• _USANDO AS INFORMAÇÕES_:
a: Segundo o texto extraído, qual valor Mato Grosso do Sul recebeu do governo federal para custear diárias de policiais?
b: Devolva, sem nenhuma alteração, o trecho do texto extraído que vai de "Verba veio do" até "Comando Vermelho (CV).".
c: Indique se cada afirmação a seguir concorda com o texto extraído. Responda sim ou não e cite as palavras do texto que decidem a questão. (i) O programa Brasil contra o Crime Organizado foi instituído em maio deste ano. (ii) Os recursos enviados a Mato Grosso do Sul destinam-se à compra de viaturas policiais. (iii) A asfixia financeira dos grupos criminosos faz parte do objetivo da medida.

• _TEXTO EXTRAÍDO_:
========

Verba veio do governo federal pelo programa Brasil contra o Crime Organizado e viabiliza diárias para ações na fronteira
Mato Grosso do Sul recebeu R$ 10,3 milhões do governo federal para custear diárias de policiais para ações contra organizações criminosas nas regiões de fronteira, divisas e biomas. Esse recurso tem colaborado para o aumento das operações de combate ao Primeiro Comando da Capital (PCC) e ao Comando Vermelho (CV).
Esse recurso veio por parte do programa Brasil contra o Crime Organizado, instituído em maio deste ano pelo governo federal como a principal estratégia para combater facções, milícias e grupos paramilitares.
O objetivo da medida é a asfixia financeira desses grupos, a atuação de inteligência e a cooperação interinstitucional.

========

• _REGISTROS FORNECIDOS_:
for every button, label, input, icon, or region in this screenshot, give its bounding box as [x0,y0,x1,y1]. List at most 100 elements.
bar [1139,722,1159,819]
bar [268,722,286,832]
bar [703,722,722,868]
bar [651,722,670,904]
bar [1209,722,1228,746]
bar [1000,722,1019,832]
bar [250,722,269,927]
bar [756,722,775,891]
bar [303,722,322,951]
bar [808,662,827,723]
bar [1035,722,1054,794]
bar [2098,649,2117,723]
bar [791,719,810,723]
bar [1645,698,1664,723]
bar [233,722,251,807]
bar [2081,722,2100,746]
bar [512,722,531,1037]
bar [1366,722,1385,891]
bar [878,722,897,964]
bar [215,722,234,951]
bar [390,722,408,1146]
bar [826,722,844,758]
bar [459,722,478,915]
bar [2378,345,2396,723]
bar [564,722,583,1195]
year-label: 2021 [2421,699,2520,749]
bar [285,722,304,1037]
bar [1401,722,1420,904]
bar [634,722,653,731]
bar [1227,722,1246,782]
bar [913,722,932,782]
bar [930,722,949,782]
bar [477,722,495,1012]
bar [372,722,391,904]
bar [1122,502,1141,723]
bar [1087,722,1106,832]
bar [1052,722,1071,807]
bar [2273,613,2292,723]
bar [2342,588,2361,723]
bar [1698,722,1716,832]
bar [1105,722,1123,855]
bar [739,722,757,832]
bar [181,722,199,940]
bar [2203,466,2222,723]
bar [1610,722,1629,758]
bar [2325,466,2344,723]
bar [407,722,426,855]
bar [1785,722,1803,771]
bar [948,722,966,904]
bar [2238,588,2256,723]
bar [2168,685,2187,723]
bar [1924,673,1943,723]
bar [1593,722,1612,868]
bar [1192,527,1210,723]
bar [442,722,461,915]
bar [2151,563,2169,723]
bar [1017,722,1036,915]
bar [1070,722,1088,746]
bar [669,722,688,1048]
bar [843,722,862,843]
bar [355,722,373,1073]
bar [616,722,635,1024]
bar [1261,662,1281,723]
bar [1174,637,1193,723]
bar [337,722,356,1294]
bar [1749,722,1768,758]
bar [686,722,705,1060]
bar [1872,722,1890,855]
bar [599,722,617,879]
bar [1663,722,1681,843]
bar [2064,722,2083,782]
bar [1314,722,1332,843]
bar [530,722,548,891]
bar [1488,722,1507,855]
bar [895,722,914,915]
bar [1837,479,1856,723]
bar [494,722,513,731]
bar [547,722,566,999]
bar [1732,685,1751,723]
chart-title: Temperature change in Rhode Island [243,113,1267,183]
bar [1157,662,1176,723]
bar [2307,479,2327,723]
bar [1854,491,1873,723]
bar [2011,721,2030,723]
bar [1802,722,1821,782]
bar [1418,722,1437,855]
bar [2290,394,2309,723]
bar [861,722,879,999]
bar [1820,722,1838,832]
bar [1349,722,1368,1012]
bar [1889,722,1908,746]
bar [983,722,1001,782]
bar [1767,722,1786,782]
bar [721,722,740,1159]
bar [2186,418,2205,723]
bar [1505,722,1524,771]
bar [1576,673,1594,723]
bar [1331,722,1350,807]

========

• _SOLUÇÕES PROPOSTAS_:
a: R$ 10,3 milhões.

b:
Verba veio do governo federal pelo programa Brasil contra o Crime Organizado e viabiliza diárias para ações na fronteira
Mato Grosso do Sul recebeu R$ 10,3 milhões do governo federal para custear diárias de policiais para ações contra organizações criminosas nas regiões de fronteira, divisas e biomas. Esse recurso tem colaborado para o aumento das operações de combate ao Primeiro Comando da Capital (PCC) e ao Comando Vermelho (CV).

c:
(i) Sim: "instituído em maio deste ano pelo governo federal".
(ii) Não: "para custear diárias de policiais para ações contra organizações criminosas".
(iii) Sim: "O objetivo da medida é a asfixia financeira desses grupos".